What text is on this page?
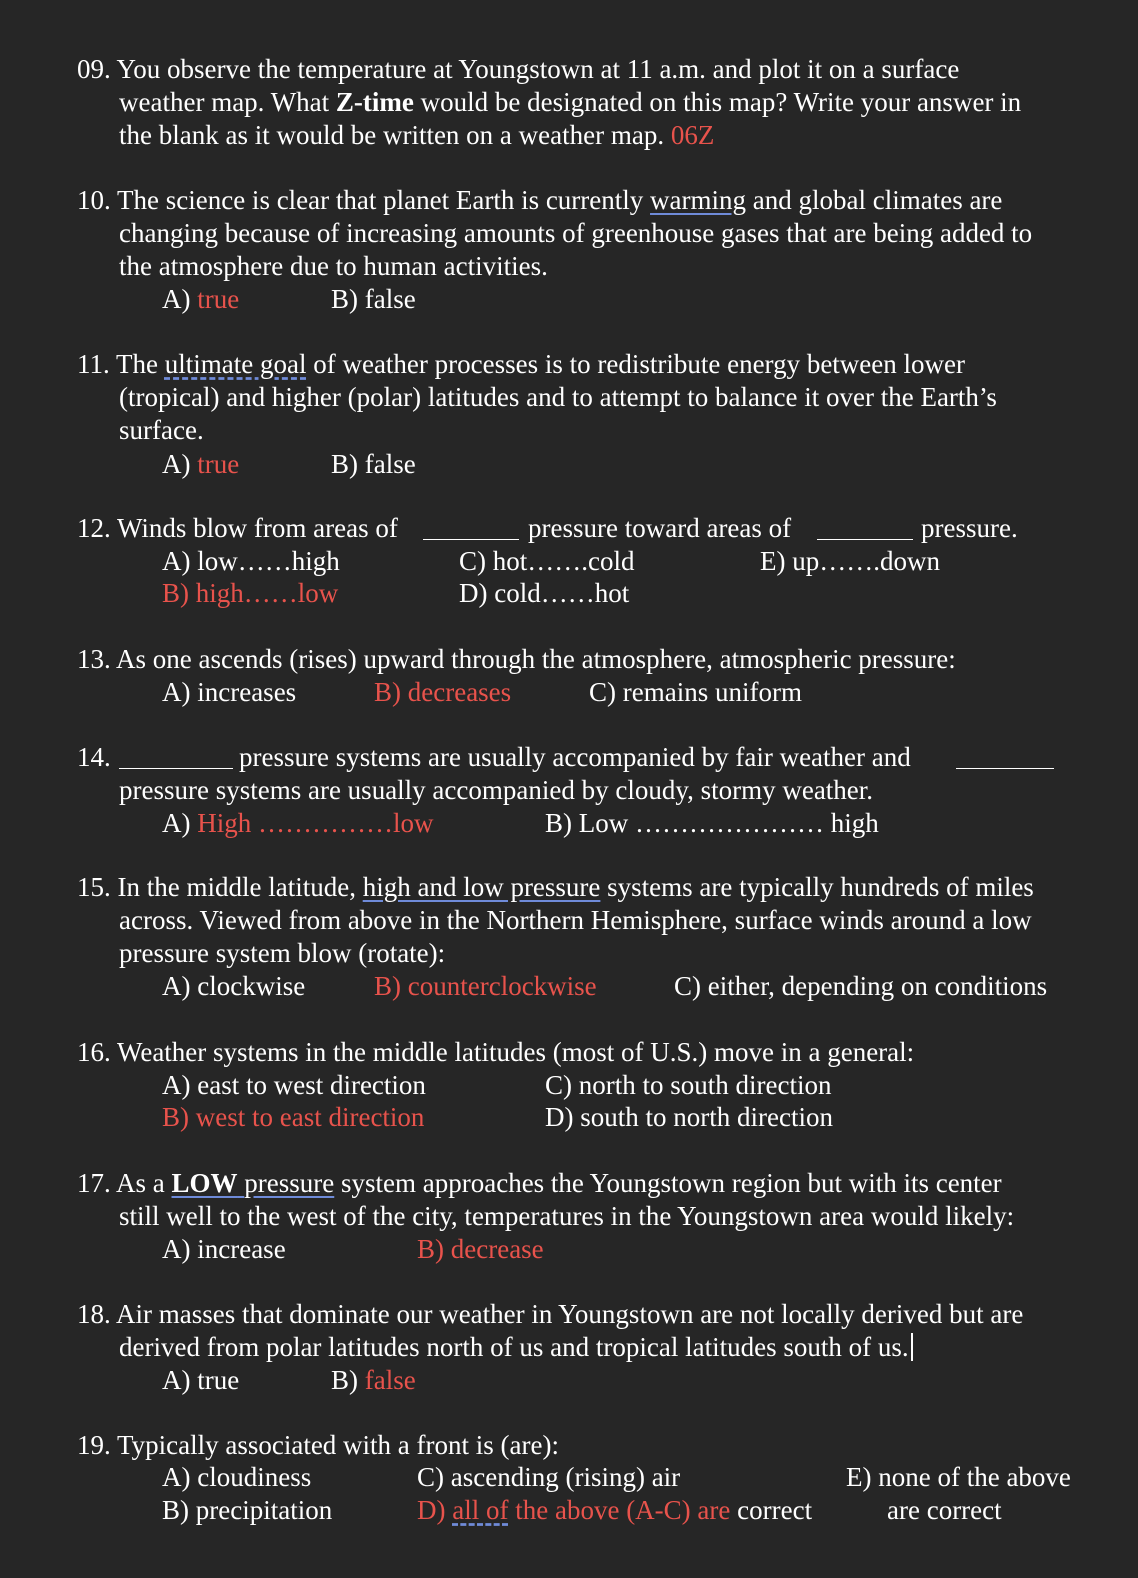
09. You observe the temperature at Youngstown at 11 a.m. and plot it on a surface
weather map. What Z-time would be designated on this map? Write your answer in
the blank as it would be written on a weather map. 06Z
10. The science is clear that planet Earth is currently warming and global climates are
changing because of increasing amounts of greenhouse gases that are being added to
the atmosphere due to human activities.
A) true	B) false
11. The ultimate goal of weather processes is to redistribute energy between lower
(tropical) and higher (polar) latitudes and to attempt to balance it over the Earth’s
surface.
A) true	B) false
12. Winds blow from areas of	pressure toward areas of	pressure.
A) low……high
B) high……low
C) hot…….cold
D) cold……hot
E) up…….down
13. As one ascends (rises) upward through the atmosphere, atmospheric pressure:
A) increases	B) decreases	C) remains uniform
14.	pressure systems are usually accompanied by fair weather and
pressure systems are usually accompanied by cloudy, stormy weather.
A) High ……………low	B) Low ………………… high
15. In the middle latitude, high and low pressure systems are typically hundreds of miles
across. Viewed from above in the Northern Hemisphere, surface winds around a low
pressure system blow (rotate):
A) clockwise	B) counterclockwise	C) either, depending on conditions
16. Weather systems in the middle latitudes (most of U.S.) move in a general:
A) east to west direction
B) west to east direction
C) north to south direction
D) south to north direction
17. As a LOW pressure system approaches the Youngstown region but with its center
still well to the west of the city, temperatures in the Youngstown area would likely:
A) increase	B) decrease
18. Air masses that dominate our weather in Youngstown are not locally derived but are
derived from polar latitudes north of us and tropical latitudes south of us.
A) true	B) false
19. Typically associated with a front is (are):
A) cloudiness
B) precipitation
C) ascending (rising) air
D) all of the above (A-C) are correct
E) none of the above
are correct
--------------------------------------------------
Required task: Show every line in the records above that contains the word "from".

Result of the task:
12. Winds blow from areas of	pressure toward areas of	pressure.
across. Viewed from above in the Northern Hemisphere, surface winds around a low
derived from polar latitudes north of us and tropical latitudes south of us.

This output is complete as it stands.